■ PROBLEM REQUIREMENTS ■
Write every entry out again exactly, please, and skip the pictures.

───

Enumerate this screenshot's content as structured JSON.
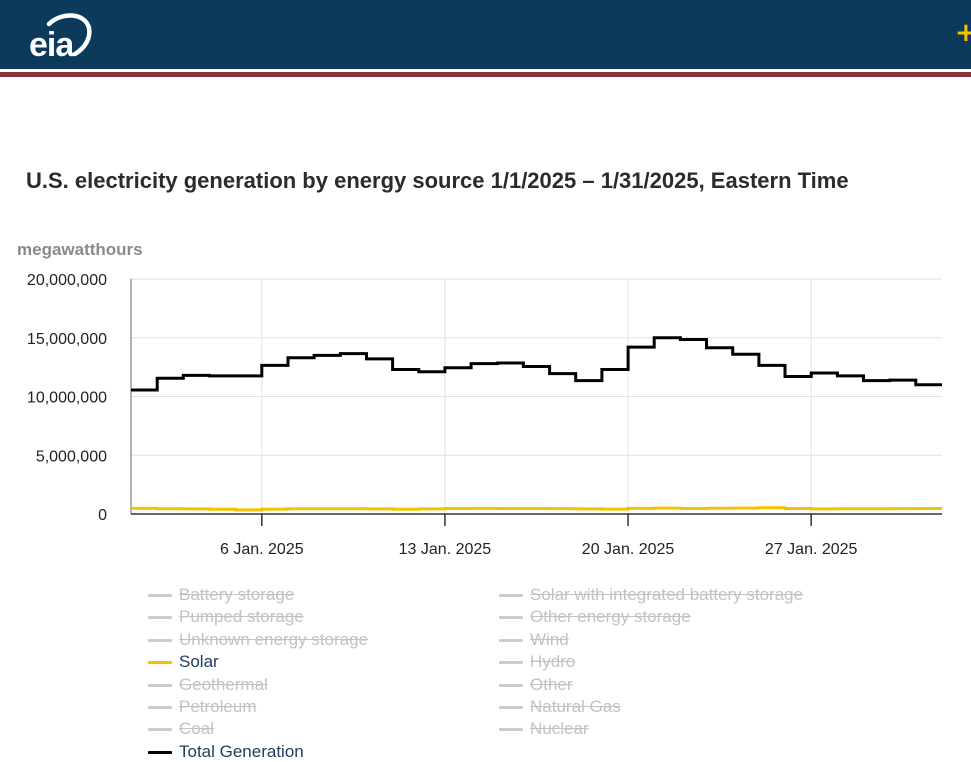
{
  "header": {
    "logo_text": "eia",
    "plus_symbol": "+"
  },
  "chart_data": {
    "type": "line",
    "title": "U.S. electricity generation by energy source 1/1/2025 – 1/31/2025, Eastern Time",
    "ylabel": "megawatthours",
    "xlabel": "",
    "ylim": [
      0,
      20000000
    ],
    "y_ticks": [
      0,
      5000000,
      10000000,
      15000000,
      20000000
    ],
    "y_tick_labels": [
      "0",
      "5,000,000",
      "10,000,000",
      "15,000,000",
      "20,000,000"
    ],
    "x_range": [
      "2025-01-01",
      "2025-01-31"
    ],
    "x_ticks": [
      "2025-01-06",
      "2025-01-13",
      "2025-01-20",
      "2025-01-27"
    ],
    "x_tick_labels": [
      "6 Jan. 2025",
      "13 Jan. 2025",
      "20 Jan. 2025",
      "27 Jan. 2025"
    ],
    "grid": true,
    "step": true,
    "x": [
      "2025-01-01",
      "2025-01-02",
      "2025-01-03",
      "2025-01-04",
      "2025-01-05",
      "2025-01-06",
      "2025-01-07",
      "2025-01-08",
      "2025-01-09",
      "2025-01-10",
      "2025-01-11",
      "2025-01-12",
      "2025-01-13",
      "2025-01-14",
      "2025-01-15",
      "2025-01-16",
      "2025-01-17",
      "2025-01-18",
      "2025-01-19",
      "2025-01-20",
      "2025-01-21",
      "2025-01-22",
      "2025-01-23",
      "2025-01-24",
      "2025-01-25",
      "2025-01-26",
      "2025-01-27",
      "2025-01-28",
      "2025-01-29",
      "2025-01-30",
      "2025-01-31"
    ],
    "series": [
      {
        "name": "Total Generation",
        "color": "#000000",
        "values": [
          10550000,
          11550000,
          11800000,
          11750000,
          11750000,
          12650000,
          13300000,
          13500000,
          13650000,
          13200000,
          12300000,
          12100000,
          12450000,
          12800000,
          12850000,
          12550000,
          11950000,
          11350000,
          12300000,
          14200000,
          15000000,
          14850000,
          14150000,
          13600000,
          12650000,
          11700000,
          12000000,
          11750000,
          11350000,
          11400000,
          11000000
        ]
      },
      {
        "name": "Solar",
        "color": "#f6c200",
        "values": [
          480000,
          450000,
          430000,
          400000,
          350000,
          420000,
          440000,
          450000,
          440000,
          430000,
          400000,
          430000,
          470000,
          480000,
          470000,
          470000,
          460000,
          430000,
          420000,
          480000,
          500000,
          470000,
          490000,
          500000,
          540000,
          470000,
          430000,
          440000,
          440000,
          460000,
          470000
        ]
      }
    ],
    "legend": {
      "placement": "bottom",
      "items": [
        {
          "label": "Battery storage",
          "color": "#cccccc",
          "visible": false
        },
        {
          "label": "Solar with integrated battery storage",
          "color": "#cccccc",
          "visible": false
        },
        {
          "label": "Pumped storage",
          "color": "#cccccc",
          "visible": false
        },
        {
          "label": "Other energy storage",
          "color": "#cccccc",
          "visible": false
        },
        {
          "label": "Unknown energy storage",
          "color": "#cccccc",
          "visible": false
        },
        {
          "label": "Wind",
          "color": "#cccccc",
          "visible": false
        },
        {
          "label": "Solar",
          "color": "#f6c200",
          "visible": true
        },
        {
          "label": "Hydro",
          "color": "#cccccc",
          "visible": false
        },
        {
          "label": "Geothermal",
          "color": "#cccccc",
          "visible": false
        },
        {
          "label": "Other",
          "color": "#cccccc",
          "visible": false
        },
        {
          "label": "Petroleum",
          "color": "#cccccc",
          "visible": false
        },
        {
          "label": "Natural Gas",
          "color": "#cccccc",
          "visible": false
        },
        {
          "label": "Coal",
          "color": "#cccccc",
          "visible": false
        },
        {
          "label": "Nuclear",
          "color": "#cccccc",
          "visible": false
        },
        {
          "label": "Total Generation",
          "color": "#000000",
          "visible": true
        }
      ]
    }
  }
}
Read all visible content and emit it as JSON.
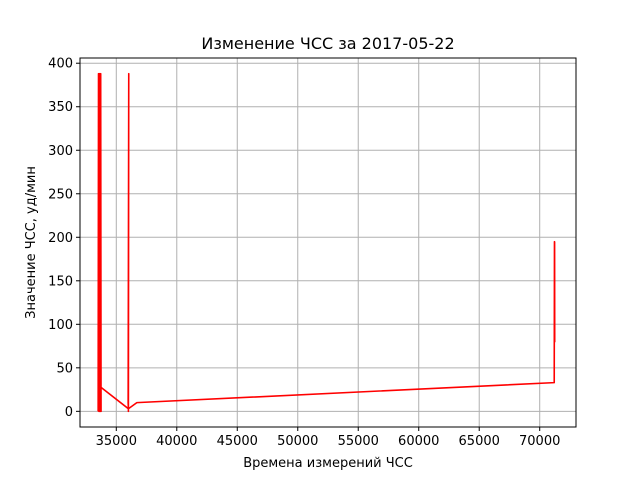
{
  "chart_data": {
    "type": "line",
    "title": "Изменение ЧСС за 2017-05-22",
    "xlabel": "Времена измерений ЧСС",
    "ylabel": "Значение ЧСС, уд/мин",
    "xlim": [
      32000,
      73000
    ],
    "ylim": [
      -18,
      406
    ],
    "xticks": [
      35000,
      40000,
      45000,
      50000,
      55000,
      60000,
      65000,
      70000
    ],
    "yticks": [
      0,
      50,
      100,
      150,
      200,
      250,
      300,
      350,
      400
    ],
    "grid": true,
    "legend": "none",
    "colors": {
      "series": "#ff0000"
    },
    "series": [
      {
        "x": [
          33500,
          33530,
          33560,
          33590,
          33620,
          33650,
          33680,
          33710,
          33740,
          33700,
          36000,
          36030,
          36000,
          36030,
          35980,
          36000,
          36700,
          71200,
          71220,
          71240,
          71230
        ],
        "y": [
          0,
          388,
          0,
          388,
          0,
          388,
          0,
          388,
          0,
          28,
          3,
          388,
          0,
          388,
          10,
          3,
          10,
          33,
          195,
          80,
          195
        ]
      }
    ]
  }
}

───

■ RESPONSE TO THIS EXERCISE ■
Enumerate this screenshot's content as structured JSON.
{
  "header": {
    "logo_text": "eia",
    "plus_symbol": "+"
  },
  "chart_data": {
    "type": "line",
    "title": "U.S. electricity generation by energy source 1/1/2025 – 1/31/2025, Eastern Time",
    "ylabel": "megawatthours",
    "xlabel": "",
    "ylim": [
      0,
      20000000
    ],
    "y_ticks": [
      0,
      5000000,
      10000000,
      15000000,
      20000000
    ],
    "y_tick_labels": [
      "0",
      "5,000,000",
      "10,000,000",
      "15,000,000",
      "20,000,000"
    ],
    "x_range": [
      "2025-01-01",
      "2025-01-31"
    ],
    "x_ticks": [
      "2025-01-06",
      "2025-01-13",
      "2025-01-20",
      "2025-01-27"
    ],
    "x_tick_labels": [
      "6 Jan. 2025",
      "13 Jan. 2025",
      "20 Jan. 2025",
      "27 Jan. 2025"
    ],
    "grid": true,
    "step": true,
    "x": [
      "2025-01-01",
      "2025-01-02",
      "2025-01-03",
      "2025-01-04",
      "2025-01-05",
      "2025-01-06",
      "2025-01-07",
      "2025-01-08",
      "2025-01-09",
      "2025-01-10",
      "2025-01-11",
      "2025-01-12",
      "2025-01-13",
      "2025-01-14",
      "2025-01-15",
      "2025-01-16",
      "2025-01-17",
      "2025-01-18",
      "2025-01-19",
      "2025-01-20",
      "2025-01-21",
      "2025-01-22",
      "2025-01-23",
      "2025-01-24",
      "2025-01-25",
      "2025-01-26",
      "2025-01-27",
      "2025-01-28",
      "2025-01-29",
      "2025-01-30",
      "2025-01-31"
    ],
    "series": [
      {
        "name": "Total Generation",
        "color": "#000000",
        "values": [
          10550000,
          11550000,
          11800000,
          11750000,
          11750000,
          12650000,
          13300000,
          13500000,
          13650000,
          13200000,
          12300000,
          12100000,
          12450000,
          12800000,
          12850000,
          12550000,
          11950000,
          11350000,
          12300000,
          14200000,
          15000000,
          14850000,
          14150000,
          13600000,
          12650000,
          11700000,
          12000000,
          11750000,
          11350000,
          11400000,
          11000000
        ]
      },
      {
        "name": "Solar",
        "color": "#f6c200",
        "values": [
          480000,
          450000,
          430000,
          400000,
          350000,
          420000,
          440000,
          450000,
          440000,
          430000,
          400000,
          430000,
          470000,
          480000,
          470000,
          470000,
          460000,
          430000,
          420000,
          480000,
          500000,
          470000,
          490000,
          500000,
          540000,
          470000,
          430000,
          440000,
          440000,
          460000,
          470000
        ]
      }
    ],
    "legend": {
      "placement": "bottom",
      "items": [
        {
          "label": "Battery storage",
          "color": "#cccccc",
          "visible": false
        },
        {
          "label": "Solar with integrated battery storage",
          "color": "#cccccc",
          "visible": false
        },
        {
          "label": "Pumped storage",
          "color": "#cccccc",
          "visible": false
        },
        {
          "label": "Other energy storage",
          "color": "#cccccc",
          "visible": false
        },
        {
          "label": "Unknown energy storage",
          "color": "#cccccc",
          "visible": false
        },
        {
          "label": "Wind",
          "color": "#cccccc",
          "visible": false
        },
        {
          "label": "Solar",
          "color": "#f6c200",
          "visible": true
        },
        {
          "label": "Hydro",
          "color": "#cccccc",
          "visible": false
        },
        {
          "label": "Geothermal",
          "color": "#cccccc",
          "visible": false
        },
        {
          "label": "Other",
          "color": "#cccccc",
          "visible": false
        },
        {
          "label": "Petroleum",
          "color": "#cccccc",
          "visible": false
        },
        {
          "label": "Natural Gas",
          "color": "#cccccc",
          "visible": false
        },
        {
          "label": "Coal",
          "color": "#cccccc",
          "visible": false
        },
        {
          "label": "Nuclear",
          "color": "#cccccc",
          "visible": false
        },
        {
          "label": "Total Generation",
          "color": "#000000",
          "visible": true
        }
      ]
    }
  }
}
Read all visible content and emit it as JSON.
{
  "chart_data": {
    "type": "line",
    "title": "Изменение ЧСС за 2017-05-22",
    "xlabel": "Времена измерений ЧСС",
    "ylabel": "Значение ЧСС, уд/мин",
    "xlim": [
      32000,
      73000
    ],
    "ylim": [
      -18,
      406
    ],
    "xticks": [
      35000,
      40000,
      45000,
      50000,
      55000,
      60000,
      65000,
      70000
    ],
    "yticks": [
      0,
      50,
      100,
      150,
      200,
      250,
      300,
      350,
      400
    ],
    "grid": true,
    "legend": "none",
    "colors": {
      "series": "#ff0000"
    },
    "series": [
      {
        "x": [
          33500,
          33530,
          33560,
          33590,
          33620,
          33650,
          33680,
          33710,
          33740,
          33700,
          36000,
          36030,
          36000,
          36030,
          35980,
          36000,
          36700,
          71200,
          71220,
          71240,
          71230
        ],
        "y": [
          0,
          388,
          0,
          388,
          0,
          388,
          0,
          388,
          0,
          28,
          3,
          388,
          0,
          388,
          10,
          3,
          10,
          33,
          195,
          80,
          195
        ]
      }
    ]
  }
}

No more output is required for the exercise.